→ Short problem: Extract the complete listing and output it unchanged.

→ Excerpted records:
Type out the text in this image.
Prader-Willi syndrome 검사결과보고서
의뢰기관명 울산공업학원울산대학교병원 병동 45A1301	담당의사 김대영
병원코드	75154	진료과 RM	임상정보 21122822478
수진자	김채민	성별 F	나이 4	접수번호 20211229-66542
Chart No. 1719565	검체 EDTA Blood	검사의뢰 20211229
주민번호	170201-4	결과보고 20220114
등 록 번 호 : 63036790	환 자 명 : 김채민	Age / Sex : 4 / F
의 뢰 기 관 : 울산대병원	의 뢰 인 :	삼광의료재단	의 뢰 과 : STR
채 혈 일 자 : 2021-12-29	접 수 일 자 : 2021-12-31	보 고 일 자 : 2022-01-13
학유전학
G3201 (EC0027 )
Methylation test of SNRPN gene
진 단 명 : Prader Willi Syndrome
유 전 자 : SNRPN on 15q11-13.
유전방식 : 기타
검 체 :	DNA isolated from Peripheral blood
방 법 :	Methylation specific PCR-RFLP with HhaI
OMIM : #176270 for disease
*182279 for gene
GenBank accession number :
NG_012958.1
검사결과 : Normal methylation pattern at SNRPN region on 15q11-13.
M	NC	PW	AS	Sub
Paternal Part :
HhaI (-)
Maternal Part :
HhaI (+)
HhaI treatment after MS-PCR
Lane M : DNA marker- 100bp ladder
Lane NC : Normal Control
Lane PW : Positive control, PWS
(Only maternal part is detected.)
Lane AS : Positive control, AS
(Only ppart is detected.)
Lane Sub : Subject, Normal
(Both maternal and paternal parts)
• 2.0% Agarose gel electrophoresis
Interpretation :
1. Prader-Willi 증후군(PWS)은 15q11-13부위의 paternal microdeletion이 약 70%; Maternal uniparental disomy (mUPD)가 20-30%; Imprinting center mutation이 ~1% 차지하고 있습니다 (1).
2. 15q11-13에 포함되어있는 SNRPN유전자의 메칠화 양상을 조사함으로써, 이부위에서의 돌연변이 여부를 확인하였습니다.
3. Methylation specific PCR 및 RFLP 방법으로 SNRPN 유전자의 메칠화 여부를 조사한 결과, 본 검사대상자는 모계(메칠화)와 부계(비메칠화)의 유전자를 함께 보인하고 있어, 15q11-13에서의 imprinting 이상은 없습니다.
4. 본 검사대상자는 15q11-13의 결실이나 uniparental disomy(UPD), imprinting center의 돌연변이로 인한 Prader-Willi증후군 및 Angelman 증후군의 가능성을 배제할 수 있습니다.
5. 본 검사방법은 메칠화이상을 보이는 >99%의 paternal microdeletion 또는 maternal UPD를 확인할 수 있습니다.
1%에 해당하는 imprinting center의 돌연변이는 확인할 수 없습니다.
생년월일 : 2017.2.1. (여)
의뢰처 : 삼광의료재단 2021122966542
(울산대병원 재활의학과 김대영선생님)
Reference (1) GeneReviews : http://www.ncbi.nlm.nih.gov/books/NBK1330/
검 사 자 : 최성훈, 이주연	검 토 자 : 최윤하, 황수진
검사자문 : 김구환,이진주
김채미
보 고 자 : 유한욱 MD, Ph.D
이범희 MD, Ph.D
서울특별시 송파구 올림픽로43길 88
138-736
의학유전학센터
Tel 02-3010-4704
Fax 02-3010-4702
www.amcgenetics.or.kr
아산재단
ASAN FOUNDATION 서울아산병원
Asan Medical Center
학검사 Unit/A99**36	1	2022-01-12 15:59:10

→ Correct output:
Type out the text in this image.
Prader-Willi syndrome 검사결과보고서
의뢰기관명 울산공업학원울산대학교병원 병동 45A1301	담당의사 김대영
병원코드	75154	진료과 RM	임상정보 21122822478
수진자	김채민	성별 F	나이 4	접수번호 20211229-66542
Chart No. 1719565	검체 EDTA Blood	검사의뢰 20211229
주민번호	170201-4	결과보고 20220114
등 록 번 호 : 63036790	환 자 명 : 김채민	Age / Sex : 4 / F
의 뢰 기 관 : 울산대병원	의 뢰 인 :	삼광의료재단	의 뢰 과 : STR
채 혈 일 자 : 2021-12-29	접 수 일 자 : 2021-12-31	보 고 일 자 : 2022-01-13
학유전학
G3201 (EC0027 )
Methylation test of SNRPN gene
진 단 명 : Prader Willi Syndrome
유 전 자 : SNRPN on 15q11-13.
유전방식 : 기타
검 체 :	DNA isolated from Peripheral blood
방 법 :	Methylation specific PCR-RFLP with HhaI
OMIM : #176270 for disease
*182279 for gene
GenBank accession number :
NG_012958.1
검사결과 : Normal methylation pattern at SNRPN region on 15q11-13.
M	NC	PW	AS	Sub
Paternal Part :
HhaI (-)
Maternal Part :
HhaI (+)
HhaI treatment after MS-PCR
Lane M : DNA marker- 100bp ladder
Lane NC : Normal Control
Lane PW : Positive control, PWS
(Only maternal part is detected.)
Lane AS : Positive control, AS
(Only ppart is detected.)
Lane Sub : Subject, Normal
(Both maternal and paternal parts)
• 2.0% Agarose gel electrophoresis
Interpretation :
1. Prader-Willi 증후군(PWS)은 15q11-13부위의 paternal microdeletion이 약 70%; Maternal uniparental disomy (mUPD)가 20-30%; Imprinting center mutation이 ~1% 차지하고 있습니다 (1).
2. 15q11-13에 포함되어있는 SNRPN유전자의 메칠화 양상을 조사함으로써, 이부위에서의 돌연변이 여부를 확인하였습니다.
3. Methylation specific PCR 및 RFLP 방법으로 SNRPN 유전자의 메칠화 여부를 조사한 결과, 본 검사대상자는 모계(메칠화)와 부계(비메칠화)의 유전자를 함께 보인하고 있어, 15q11-13에서의 imprinting 이상은 없습니다.
4. 본 검사대상자는 15q11-13의 결실이나 uniparental disomy(UPD), imprinting center의 돌연변이로 인한 Prader-Willi증후군 및 Angelman 증후군의 가능성을 배제할 수 있습니다.
5. 본 검사방법은 메칠화이상을 보이는 >99%의 paternal microdeletion 또는 maternal UPD를 확인할 수 있습니다.
1%에 해당하는 imprinting center의 돌연변이는 확인할 수 없습니다.
생년월일 : 2017.2.1. (여)
의뢰처 : 삼광의료재단 2021122966542
(울산대병원 재활의학과 김대영선생님)
Reference (1) GeneReviews : http://www.ncbi.nlm.nih.gov/books/NBK1330/
검 사 자 : 최성훈, 이주연	검 토 자 : 최윤하, 황수진
검사자문 : 김구환,이진주
김채미
보 고 자 : 유한욱 MD, Ph.D
이범희 MD, Ph.D
서울특별시 송파구 올림픽로43길 88
138-736
의학유전학센터
Tel 02-3010-4704
Fax 02-3010-4702
www.amcgenetics.or.kr
아산재단
ASAN FOUNDATION 서울아산병원
Asan Medical Center
학검사 Unit/A99**36	1	2022-01-12 15:59:10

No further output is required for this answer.